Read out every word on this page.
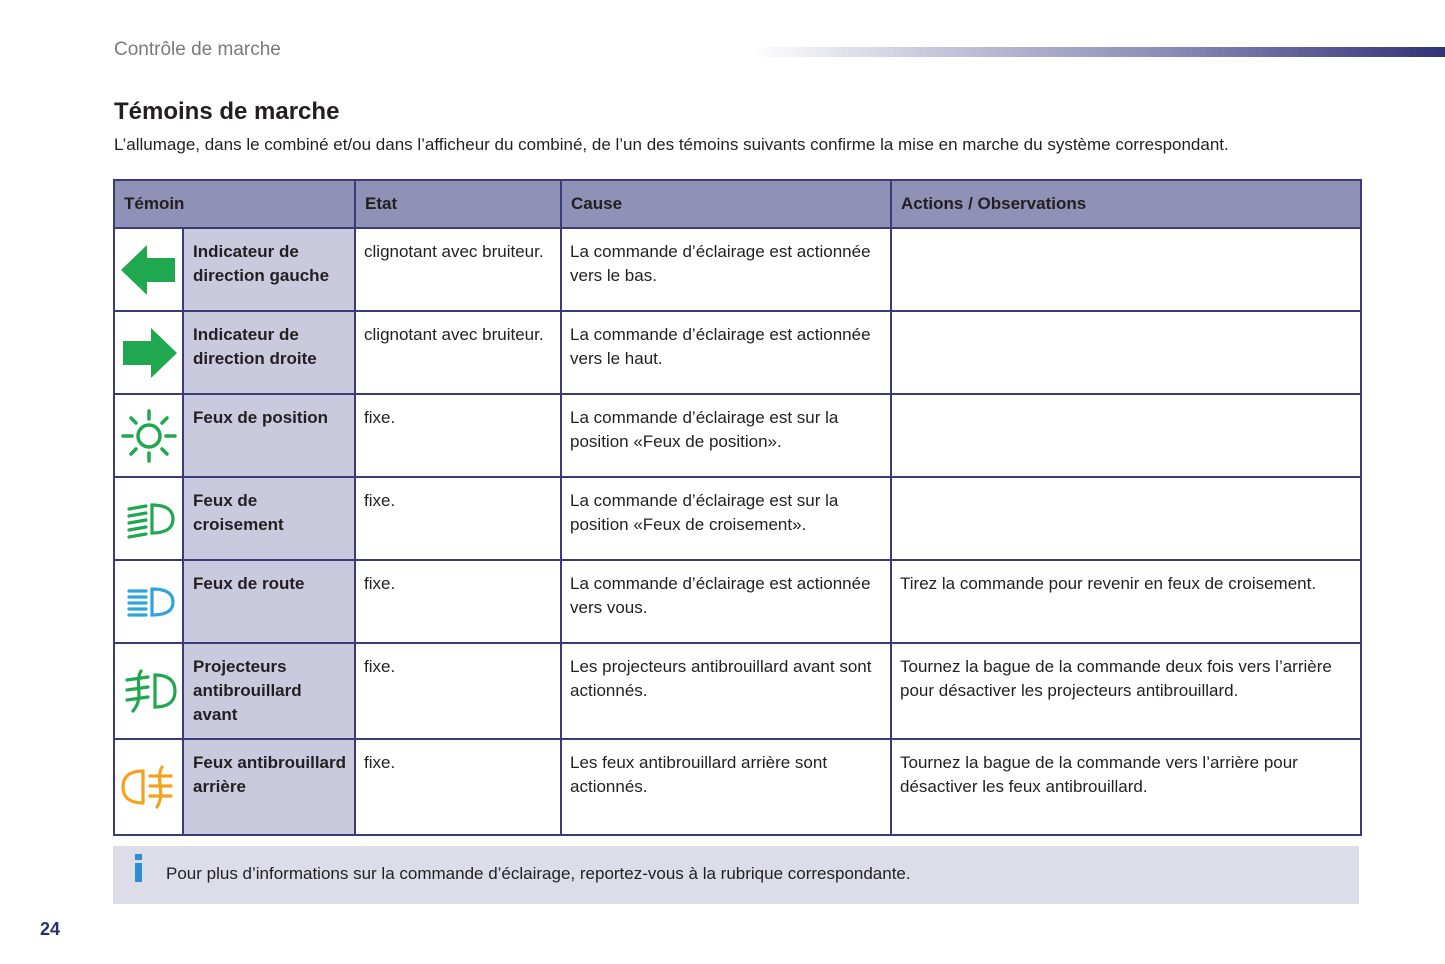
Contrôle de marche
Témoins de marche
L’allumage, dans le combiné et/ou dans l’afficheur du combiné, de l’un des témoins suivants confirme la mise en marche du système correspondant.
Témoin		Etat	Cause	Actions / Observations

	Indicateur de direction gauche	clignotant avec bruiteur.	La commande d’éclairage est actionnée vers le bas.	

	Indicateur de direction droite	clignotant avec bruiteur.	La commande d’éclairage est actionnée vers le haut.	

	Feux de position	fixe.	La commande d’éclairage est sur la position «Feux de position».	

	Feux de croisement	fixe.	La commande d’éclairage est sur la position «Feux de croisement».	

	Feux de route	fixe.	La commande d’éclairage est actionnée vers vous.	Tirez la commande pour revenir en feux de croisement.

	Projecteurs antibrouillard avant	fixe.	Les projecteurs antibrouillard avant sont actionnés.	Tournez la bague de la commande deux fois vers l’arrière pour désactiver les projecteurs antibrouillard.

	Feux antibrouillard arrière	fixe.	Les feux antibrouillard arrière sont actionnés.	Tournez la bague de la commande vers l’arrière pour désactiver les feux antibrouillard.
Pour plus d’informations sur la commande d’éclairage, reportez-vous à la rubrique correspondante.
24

━━━━━━━━

Task objective:
Your task is to repeat the data above exactly while excluding the pictures.

Task answer:
Read out every word on this page.
Contrôle de marche
Témoins de marche
L’allumage, dans le combiné et/ou dans l’afficheur du combiné, de l’un des témoins suivants confirme la mise en marche du système correspondant.
Témoin		Etat	Cause	Actions / Observations

	Indicateur de direction gauche	clignotant avec bruiteur.	La commande d’éclairage est actionnée vers le bas.	

	Indicateur de direction droite	clignotant avec bruiteur.	La commande d’éclairage est actionnée vers le haut.	

	Feux de position	fixe.	La commande d’éclairage est sur la position «Feux de position».	

	Feux de croisement	fixe.	La commande d’éclairage est sur la position «Feux de croisement».	

	Feux de route	fixe.	La commande d’éclairage est actionnée vers vous.	Tirez la commande pour revenir en feux de croisement.

	Projecteurs antibrouillard avant	fixe.	Les projecteurs antibrouillard avant sont actionnés.	Tournez la bague de la commande deux fois vers l’arrière pour désactiver les projecteurs antibrouillard.

	Feux antibrouillard arrière	fixe.	Les feux antibrouillard arrière sont actionnés.	Tournez la bague de la commande vers l’arrière pour désactiver les feux antibrouillard.
Pour plus d’informations sur la commande d’éclairage, reportez-vous à la rubrique correspondante.
24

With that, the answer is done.